[DIRECTIONS FOR THIS TASK] Return each line of the listing that contains the string "Mettis".

Figure dataset records
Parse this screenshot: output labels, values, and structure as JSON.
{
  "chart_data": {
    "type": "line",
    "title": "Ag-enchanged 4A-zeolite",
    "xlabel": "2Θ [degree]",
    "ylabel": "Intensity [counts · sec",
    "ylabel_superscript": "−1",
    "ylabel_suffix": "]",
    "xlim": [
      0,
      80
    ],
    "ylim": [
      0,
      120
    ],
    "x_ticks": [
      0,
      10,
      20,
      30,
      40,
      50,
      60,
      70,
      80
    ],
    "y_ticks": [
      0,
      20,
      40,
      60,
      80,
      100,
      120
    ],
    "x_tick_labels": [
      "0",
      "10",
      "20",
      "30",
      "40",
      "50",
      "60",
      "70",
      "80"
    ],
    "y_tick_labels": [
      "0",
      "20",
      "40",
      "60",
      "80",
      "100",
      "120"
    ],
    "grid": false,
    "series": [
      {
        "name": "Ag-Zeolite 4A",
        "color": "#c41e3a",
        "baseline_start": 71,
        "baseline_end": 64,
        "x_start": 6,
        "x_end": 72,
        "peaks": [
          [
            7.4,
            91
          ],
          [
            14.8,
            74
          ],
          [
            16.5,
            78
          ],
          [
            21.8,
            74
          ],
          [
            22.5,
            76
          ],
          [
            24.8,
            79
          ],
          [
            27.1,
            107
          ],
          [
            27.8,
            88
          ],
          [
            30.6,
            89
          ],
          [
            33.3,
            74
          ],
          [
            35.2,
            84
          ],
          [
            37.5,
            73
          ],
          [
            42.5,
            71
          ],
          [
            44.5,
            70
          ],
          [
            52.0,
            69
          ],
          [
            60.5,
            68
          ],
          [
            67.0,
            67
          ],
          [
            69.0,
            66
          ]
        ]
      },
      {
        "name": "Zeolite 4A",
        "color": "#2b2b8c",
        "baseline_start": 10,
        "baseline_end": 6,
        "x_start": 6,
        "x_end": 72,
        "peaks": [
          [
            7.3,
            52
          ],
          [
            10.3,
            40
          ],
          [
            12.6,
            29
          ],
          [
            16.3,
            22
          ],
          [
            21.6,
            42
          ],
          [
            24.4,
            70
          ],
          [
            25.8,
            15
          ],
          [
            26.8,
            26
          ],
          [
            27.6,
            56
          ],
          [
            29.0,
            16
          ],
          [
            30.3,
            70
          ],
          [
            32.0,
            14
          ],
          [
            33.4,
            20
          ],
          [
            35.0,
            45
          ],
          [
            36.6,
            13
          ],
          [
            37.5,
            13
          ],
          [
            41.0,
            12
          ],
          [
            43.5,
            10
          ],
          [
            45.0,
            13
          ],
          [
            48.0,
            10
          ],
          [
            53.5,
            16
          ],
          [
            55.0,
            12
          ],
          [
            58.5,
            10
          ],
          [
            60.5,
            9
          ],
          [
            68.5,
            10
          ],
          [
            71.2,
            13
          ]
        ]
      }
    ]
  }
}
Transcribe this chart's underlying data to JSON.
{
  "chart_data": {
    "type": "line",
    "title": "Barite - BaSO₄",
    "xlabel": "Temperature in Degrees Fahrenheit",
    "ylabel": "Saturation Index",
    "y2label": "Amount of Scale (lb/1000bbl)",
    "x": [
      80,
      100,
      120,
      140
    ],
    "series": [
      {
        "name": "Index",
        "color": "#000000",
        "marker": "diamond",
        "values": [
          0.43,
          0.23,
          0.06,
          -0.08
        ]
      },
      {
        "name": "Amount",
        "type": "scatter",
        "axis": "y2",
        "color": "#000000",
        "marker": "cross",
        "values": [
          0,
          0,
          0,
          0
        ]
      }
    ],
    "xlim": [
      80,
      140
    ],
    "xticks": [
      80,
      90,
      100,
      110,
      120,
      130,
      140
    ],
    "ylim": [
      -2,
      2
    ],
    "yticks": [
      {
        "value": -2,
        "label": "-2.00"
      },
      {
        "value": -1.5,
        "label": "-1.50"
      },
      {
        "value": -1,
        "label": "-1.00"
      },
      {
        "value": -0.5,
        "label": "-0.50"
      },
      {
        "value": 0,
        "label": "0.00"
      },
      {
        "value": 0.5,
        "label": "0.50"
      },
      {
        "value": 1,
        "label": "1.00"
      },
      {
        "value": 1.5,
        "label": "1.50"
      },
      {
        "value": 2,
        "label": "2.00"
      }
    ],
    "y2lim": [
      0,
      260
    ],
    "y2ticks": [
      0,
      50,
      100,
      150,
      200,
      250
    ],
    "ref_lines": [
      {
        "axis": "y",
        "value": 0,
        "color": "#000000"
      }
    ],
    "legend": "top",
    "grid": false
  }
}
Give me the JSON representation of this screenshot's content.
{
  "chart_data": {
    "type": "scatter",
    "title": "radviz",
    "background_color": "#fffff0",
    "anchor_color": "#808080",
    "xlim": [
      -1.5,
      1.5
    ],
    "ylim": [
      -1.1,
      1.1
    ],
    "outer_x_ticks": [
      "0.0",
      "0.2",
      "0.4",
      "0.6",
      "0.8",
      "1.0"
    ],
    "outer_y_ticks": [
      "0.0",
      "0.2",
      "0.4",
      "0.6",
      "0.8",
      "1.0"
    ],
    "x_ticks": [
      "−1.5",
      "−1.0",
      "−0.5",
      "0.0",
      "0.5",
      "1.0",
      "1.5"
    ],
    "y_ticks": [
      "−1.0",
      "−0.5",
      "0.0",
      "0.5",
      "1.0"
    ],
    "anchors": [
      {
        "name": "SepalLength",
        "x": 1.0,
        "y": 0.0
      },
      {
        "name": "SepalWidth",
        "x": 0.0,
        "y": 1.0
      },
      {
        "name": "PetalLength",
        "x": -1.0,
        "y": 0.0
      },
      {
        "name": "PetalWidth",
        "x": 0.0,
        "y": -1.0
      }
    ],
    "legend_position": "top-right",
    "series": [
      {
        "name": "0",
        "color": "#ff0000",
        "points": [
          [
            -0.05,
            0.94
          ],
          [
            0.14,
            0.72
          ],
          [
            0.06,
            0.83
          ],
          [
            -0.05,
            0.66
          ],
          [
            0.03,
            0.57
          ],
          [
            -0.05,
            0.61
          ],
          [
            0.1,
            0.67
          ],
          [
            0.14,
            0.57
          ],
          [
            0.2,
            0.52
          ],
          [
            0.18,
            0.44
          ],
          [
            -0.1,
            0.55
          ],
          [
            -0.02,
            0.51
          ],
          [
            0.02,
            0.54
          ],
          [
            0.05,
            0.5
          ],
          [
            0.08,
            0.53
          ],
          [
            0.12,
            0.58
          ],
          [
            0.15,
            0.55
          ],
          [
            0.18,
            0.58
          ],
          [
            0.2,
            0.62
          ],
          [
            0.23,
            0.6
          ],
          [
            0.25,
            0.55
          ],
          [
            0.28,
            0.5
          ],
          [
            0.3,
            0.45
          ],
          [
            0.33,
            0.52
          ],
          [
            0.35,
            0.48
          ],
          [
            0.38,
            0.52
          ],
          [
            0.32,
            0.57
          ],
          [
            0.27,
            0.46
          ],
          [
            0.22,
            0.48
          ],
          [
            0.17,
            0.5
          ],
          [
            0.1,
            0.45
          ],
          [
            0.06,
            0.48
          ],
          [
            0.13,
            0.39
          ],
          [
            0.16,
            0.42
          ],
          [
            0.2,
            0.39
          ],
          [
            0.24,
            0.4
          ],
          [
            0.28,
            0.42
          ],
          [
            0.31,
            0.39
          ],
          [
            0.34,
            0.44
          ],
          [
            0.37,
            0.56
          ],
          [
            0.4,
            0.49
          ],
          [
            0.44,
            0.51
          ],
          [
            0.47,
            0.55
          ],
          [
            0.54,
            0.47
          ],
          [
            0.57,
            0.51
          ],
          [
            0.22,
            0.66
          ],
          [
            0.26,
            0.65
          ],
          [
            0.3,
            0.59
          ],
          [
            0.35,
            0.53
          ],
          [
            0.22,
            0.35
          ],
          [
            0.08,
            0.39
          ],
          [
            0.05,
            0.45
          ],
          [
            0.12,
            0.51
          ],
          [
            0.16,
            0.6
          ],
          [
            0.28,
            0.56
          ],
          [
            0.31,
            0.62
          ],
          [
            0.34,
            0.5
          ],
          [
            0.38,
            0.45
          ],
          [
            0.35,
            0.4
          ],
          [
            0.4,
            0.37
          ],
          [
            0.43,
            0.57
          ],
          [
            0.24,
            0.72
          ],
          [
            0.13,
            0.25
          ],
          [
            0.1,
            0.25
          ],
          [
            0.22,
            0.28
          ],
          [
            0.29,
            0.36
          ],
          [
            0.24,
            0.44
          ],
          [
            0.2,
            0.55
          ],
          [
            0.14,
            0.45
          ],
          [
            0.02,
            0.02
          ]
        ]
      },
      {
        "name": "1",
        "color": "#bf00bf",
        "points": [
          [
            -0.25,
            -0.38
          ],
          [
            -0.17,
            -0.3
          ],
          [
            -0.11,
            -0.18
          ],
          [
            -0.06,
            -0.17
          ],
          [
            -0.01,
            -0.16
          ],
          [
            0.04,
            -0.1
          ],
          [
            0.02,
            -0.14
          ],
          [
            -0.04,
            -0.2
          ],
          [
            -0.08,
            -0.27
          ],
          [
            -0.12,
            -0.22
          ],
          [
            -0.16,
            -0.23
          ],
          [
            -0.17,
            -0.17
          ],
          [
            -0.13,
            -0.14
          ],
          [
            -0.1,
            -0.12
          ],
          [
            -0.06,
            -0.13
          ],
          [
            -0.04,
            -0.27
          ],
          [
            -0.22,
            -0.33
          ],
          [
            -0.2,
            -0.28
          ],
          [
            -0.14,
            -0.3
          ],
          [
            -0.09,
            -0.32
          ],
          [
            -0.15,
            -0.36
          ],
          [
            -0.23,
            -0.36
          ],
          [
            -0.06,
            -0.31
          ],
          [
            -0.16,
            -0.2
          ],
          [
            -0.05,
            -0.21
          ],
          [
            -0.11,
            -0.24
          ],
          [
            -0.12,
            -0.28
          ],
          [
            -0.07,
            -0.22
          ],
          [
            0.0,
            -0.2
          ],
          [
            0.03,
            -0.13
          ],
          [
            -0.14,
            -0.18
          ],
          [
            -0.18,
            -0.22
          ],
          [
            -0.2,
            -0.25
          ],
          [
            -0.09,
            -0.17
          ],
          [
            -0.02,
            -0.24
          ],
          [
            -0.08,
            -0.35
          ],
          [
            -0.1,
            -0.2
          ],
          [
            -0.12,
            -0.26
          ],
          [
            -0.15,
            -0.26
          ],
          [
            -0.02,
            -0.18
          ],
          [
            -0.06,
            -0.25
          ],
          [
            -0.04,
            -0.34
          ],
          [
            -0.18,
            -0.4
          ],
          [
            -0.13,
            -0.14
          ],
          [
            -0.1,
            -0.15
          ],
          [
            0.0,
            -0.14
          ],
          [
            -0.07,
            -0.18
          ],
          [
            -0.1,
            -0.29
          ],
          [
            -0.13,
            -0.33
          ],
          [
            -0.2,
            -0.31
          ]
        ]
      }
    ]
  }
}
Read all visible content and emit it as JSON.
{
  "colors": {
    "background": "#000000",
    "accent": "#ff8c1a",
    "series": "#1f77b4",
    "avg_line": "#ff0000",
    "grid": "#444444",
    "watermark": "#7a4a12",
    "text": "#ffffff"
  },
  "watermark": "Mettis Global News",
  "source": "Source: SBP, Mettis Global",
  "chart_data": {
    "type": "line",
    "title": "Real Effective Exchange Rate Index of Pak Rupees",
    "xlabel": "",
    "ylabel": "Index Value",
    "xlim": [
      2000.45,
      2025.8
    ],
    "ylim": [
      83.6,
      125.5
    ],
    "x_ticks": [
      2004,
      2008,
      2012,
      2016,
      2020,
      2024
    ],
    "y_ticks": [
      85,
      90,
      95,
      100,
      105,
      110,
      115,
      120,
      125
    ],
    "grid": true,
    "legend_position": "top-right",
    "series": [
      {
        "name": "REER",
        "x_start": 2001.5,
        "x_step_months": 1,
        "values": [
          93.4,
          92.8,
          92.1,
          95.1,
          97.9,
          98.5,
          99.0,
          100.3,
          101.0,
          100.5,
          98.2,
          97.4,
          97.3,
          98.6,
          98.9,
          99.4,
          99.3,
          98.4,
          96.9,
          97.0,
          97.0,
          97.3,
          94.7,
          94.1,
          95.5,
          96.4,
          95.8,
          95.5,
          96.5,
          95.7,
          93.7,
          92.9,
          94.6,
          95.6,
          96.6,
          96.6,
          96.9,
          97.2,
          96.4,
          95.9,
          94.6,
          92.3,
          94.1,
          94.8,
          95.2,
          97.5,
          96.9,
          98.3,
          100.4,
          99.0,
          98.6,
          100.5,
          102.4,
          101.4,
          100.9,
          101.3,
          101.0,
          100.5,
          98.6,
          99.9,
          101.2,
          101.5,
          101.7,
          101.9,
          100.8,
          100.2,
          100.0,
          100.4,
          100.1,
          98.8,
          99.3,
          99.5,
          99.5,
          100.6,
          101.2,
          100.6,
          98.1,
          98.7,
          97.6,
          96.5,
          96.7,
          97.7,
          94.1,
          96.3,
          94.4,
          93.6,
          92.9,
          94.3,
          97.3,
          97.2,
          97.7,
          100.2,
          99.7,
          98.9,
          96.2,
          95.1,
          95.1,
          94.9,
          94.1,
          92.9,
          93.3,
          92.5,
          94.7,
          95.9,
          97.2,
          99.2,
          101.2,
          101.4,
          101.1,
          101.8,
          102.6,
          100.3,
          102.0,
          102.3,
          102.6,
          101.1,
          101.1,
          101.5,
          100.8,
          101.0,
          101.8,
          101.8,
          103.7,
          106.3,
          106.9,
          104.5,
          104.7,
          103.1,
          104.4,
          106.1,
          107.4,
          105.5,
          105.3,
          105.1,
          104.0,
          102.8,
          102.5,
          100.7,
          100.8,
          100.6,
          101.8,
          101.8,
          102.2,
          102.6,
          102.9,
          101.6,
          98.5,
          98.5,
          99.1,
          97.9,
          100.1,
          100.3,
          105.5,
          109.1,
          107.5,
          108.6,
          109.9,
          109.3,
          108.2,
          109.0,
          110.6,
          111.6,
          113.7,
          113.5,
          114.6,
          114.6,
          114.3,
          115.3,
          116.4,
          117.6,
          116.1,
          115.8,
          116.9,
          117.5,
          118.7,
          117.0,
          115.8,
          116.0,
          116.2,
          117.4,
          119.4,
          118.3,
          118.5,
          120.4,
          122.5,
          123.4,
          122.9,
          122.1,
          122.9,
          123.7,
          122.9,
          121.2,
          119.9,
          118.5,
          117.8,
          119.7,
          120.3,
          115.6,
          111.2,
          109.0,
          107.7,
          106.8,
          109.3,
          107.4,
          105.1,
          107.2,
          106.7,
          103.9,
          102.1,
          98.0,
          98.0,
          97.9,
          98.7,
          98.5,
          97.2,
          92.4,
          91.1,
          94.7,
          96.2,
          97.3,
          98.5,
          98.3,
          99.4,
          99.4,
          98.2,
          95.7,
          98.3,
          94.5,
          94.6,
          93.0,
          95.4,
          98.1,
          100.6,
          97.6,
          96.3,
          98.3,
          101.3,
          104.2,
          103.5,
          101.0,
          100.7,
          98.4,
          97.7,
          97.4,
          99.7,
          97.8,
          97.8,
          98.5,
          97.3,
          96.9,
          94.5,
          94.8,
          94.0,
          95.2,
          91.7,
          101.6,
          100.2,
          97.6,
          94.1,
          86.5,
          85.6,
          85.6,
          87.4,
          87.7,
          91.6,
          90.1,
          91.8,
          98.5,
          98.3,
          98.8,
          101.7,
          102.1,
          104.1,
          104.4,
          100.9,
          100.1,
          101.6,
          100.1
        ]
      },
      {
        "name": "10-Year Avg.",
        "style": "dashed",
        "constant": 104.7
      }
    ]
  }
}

[FINISHED EXERCISE]
  "watermark": "Mettis Global News",
  "source": "Source: SBP, Mettis Global",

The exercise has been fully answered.